_Written exercise:_
Make an exact copy of the entries below.

_Record set:_
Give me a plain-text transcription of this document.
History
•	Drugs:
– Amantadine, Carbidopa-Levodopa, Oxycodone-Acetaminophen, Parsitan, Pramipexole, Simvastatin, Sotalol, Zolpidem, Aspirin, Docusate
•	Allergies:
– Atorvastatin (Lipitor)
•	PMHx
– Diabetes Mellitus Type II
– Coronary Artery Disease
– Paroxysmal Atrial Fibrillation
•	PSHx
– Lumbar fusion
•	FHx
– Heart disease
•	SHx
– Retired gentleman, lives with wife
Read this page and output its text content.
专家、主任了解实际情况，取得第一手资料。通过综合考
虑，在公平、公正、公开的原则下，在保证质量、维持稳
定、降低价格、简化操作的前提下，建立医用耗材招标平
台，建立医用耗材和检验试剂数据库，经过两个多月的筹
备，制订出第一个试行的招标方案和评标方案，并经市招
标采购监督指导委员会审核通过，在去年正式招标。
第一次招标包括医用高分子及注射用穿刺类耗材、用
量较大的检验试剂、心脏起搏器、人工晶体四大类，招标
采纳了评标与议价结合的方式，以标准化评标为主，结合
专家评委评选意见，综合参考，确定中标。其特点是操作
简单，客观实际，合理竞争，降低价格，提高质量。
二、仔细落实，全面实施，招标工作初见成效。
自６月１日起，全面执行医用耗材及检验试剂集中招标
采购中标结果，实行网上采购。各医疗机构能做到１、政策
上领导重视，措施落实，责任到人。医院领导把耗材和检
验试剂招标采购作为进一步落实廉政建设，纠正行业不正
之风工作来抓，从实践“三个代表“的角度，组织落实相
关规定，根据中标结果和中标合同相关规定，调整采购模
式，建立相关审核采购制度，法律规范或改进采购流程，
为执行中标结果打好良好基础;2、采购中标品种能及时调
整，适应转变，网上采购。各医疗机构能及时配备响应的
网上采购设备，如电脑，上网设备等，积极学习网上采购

_Reply:_
Give me a plain-text transcription of this document.
History
•	Drugs:
– Amantadine, Carbidopa-Levodopa, Oxycodone-Acetaminophen, Parsitan, Pramipexole, Simvastatin, Sotalol, Zolpidem, Aspirin, Docusate
•	Allergies:
– Atorvastatin (Lipitor)
•	PMHx
– Diabetes Mellitus Type II
– Coronary Artery Disease
– Paroxysmal Atrial Fibrillation
•	PSHx
– Lumbar fusion
•	FHx
– Heart disease
•	SHx
– Retired gentleman, lives with wife
Read this page and output its text content.
专家、主任了解实际情况，取得第一手资料。通过综合考
虑，在公平、公正、公开的原则下，在保证质量、维持稳
定、降低价格、简化操作的前提下，建立医用耗材招标平
台，建立医用耗材和检验试剂数据库，经过两个多月的筹
备，制订出第一个试行的招标方案和评标方案，并经市招
标采购监督指导委员会审核通过，在去年正式招标。
第一次招标包括医用高分子及注射用穿刺类耗材、用
量较大的检验试剂、心脏起搏器、人工晶体四大类，招标
采纳了评标与议价结合的方式，以标准化评标为主，结合
专家评委评选意见，综合参考，确定中标。其特点是操作
简单，客观实际，合理竞争，降低价格，提高质量。
二、仔细落实，全面实施，招标工作初见成效。
自６月１日起，全面执行医用耗材及检验试剂集中招标
采购中标结果，实行网上采购。各医疗机构能做到１、政策
上领导重视，措施落实，责任到人。医院领导把耗材和检
验试剂招标采购作为进一步落实廉政建设，纠正行业不正
之风工作来抓，从实践“三个代表“的角度，组织落实相
关规定，根据中标结果和中标合同相关规定，调整采购模
式，建立相关审核采购制度，法律规范或改进采购流程，
为执行中标结果打好良好基础;2、采购中标品种能及时调
整，适应转变，网上采购。各医疗机构能及时配备响应的
网上采购设备，如电脑，上网设备等，积极学习网上采购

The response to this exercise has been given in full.